### [Supplied records]
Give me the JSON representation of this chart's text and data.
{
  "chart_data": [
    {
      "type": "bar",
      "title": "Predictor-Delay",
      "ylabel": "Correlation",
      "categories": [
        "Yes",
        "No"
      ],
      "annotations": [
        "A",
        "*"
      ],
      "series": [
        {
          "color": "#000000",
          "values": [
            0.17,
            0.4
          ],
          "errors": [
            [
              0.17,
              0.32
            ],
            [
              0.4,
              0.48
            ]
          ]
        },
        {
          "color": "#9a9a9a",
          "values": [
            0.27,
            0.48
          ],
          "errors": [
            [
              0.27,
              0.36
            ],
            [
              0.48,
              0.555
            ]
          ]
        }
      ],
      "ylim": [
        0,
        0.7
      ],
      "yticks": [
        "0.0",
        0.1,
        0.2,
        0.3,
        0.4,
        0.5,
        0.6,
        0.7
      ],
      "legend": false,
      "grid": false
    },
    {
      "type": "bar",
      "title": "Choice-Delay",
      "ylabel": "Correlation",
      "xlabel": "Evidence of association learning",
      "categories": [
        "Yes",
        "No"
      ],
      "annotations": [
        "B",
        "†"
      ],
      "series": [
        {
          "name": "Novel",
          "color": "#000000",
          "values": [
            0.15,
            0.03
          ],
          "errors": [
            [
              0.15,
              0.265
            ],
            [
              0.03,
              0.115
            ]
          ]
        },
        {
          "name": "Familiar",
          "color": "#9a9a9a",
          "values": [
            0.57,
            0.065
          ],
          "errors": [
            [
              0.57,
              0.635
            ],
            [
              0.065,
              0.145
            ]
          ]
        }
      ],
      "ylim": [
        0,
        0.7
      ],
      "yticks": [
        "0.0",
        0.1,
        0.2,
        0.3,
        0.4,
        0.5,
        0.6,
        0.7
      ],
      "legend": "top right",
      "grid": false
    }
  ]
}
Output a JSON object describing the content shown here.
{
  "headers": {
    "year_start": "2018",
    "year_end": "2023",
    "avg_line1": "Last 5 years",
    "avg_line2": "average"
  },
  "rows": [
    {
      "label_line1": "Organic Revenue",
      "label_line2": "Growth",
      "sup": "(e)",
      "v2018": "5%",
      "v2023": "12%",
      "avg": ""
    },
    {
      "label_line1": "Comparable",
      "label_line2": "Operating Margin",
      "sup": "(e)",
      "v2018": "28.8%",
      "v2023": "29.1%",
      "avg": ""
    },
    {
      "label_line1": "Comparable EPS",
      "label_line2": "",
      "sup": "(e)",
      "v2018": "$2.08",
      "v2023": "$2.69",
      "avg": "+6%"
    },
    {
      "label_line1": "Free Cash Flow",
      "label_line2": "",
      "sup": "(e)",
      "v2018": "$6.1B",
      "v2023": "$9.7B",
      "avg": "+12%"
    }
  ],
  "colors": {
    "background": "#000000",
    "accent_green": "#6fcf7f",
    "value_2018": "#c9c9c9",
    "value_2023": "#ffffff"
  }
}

### [Brief]
Reproduce all the data word for word.

### [The answer]
Give me the JSON representation of this chart's text and data.
{
  "chart_data": [
    {
      "type": "bar",
      "title": "Predictor-Delay",
      "ylabel": "Correlation",
      "categories": [
        "Yes",
        "No"
      ],
      "annotations": [
        "A",
        "*"
      ],
      "series": [
        {
          "color": "#000000",
          "values": [
            0.17,
            0.4
          ],
          "errors": [
            [
              0.17,
              0.32
            ],
            [
              0.4,
              0.48
            ]
          ]
        },
        {
          "color": "#9a9a9a",
          "values": [
            0.27,
            0.48
          ],
          "errors": [
            [
              0.27,
              0.36
            ],
            [
              0.48,
              0.555
            ]
          ]
        }
      ],
      "ylim": [
        0,
        0.7
      ],
      "yticks": [
        "0.0",
        0.1,
        0.2,
        0.3,
        0.4,
        0.5,
        0.6,
        0.7
      ],
      "legend": false,
      "grid": false
    },
    {
      "type": "bar",
      "title": "Choice-Delay",
      "ylabel": "Correlation",
      "xlabel": "Evidence of association learning",
      "categories": [
        "Yes",
        "No"
      ],
      "annotations": [
        "B",
        "†"
      ],
      "series": [
        {
          "name": "Novel",
          "color": "#000000",
          "values": [
            0.15,
            0.03
          ],
          "errors": [
            [
              0.15,
              0.265
            ],
            [
              0.03,
              0.115
            ]
          ]
        },
        {
          "name": "Familiar",
          "color": "#9a9a9a",
          "values": [
            0.57,
            0.065
          ],
          "errors": [
            [
              0.57,
              0.635
            ],
            [
              0.065,
              0.145
            ]
          ]
        }
      ],
      "ylim": [
        0,
        0.7
      ],
      "yticks": [
        "0.0",
        0.1,
        0.2,
        0.3,
        0.4,
        0.5,
        0.6,
        0.7
      ],
      "legend": "top right",
      "grid": false
    }
  ]
}
Output a JSON object describing the content shown here.
{
  "headers": {
    "year_start": "2018",
    "year_end": "2023",
    "avg_line1": "Last 5 years",
    "avg_line2": "average"
  },
  "rows": [
    {
      "label_line1": "Organic Revenue",
      "label_line2": "Growth",
      "sup": "(e)",
      "v2018": "5%",
      "v2023": "12%",
      "avg": ""
    },
    {
      "label_line1": "Comparable",
      "label_line2": "Operating Margin",
      "sup": "(e)",
      "v2018": "28.8%",
      "v2023": "29.1%",
      "avg": ""
    },
    {
      "label_line1": "Comparable EPS",
      "label_line2": "",
      "sup": "(e)",
      "v2018": "$2.08",
      "v2023": "$2.69",
      "avg": "+6%"
    },
    {
      "label_line1": "Free Cash Flow",
      "label_line2": "",
      "sup": "(e)",
      "v2018": "$6.1B",
      "v2023": "$9.7B",
      "avg": "+12%"
    }
  ],
  "colors": {
    "background": "#000000",
    "accent_green": "#6fcf7f",
    "value_2018": "#c9c9c9",
    "value_2023": "#ffffff"
  }
}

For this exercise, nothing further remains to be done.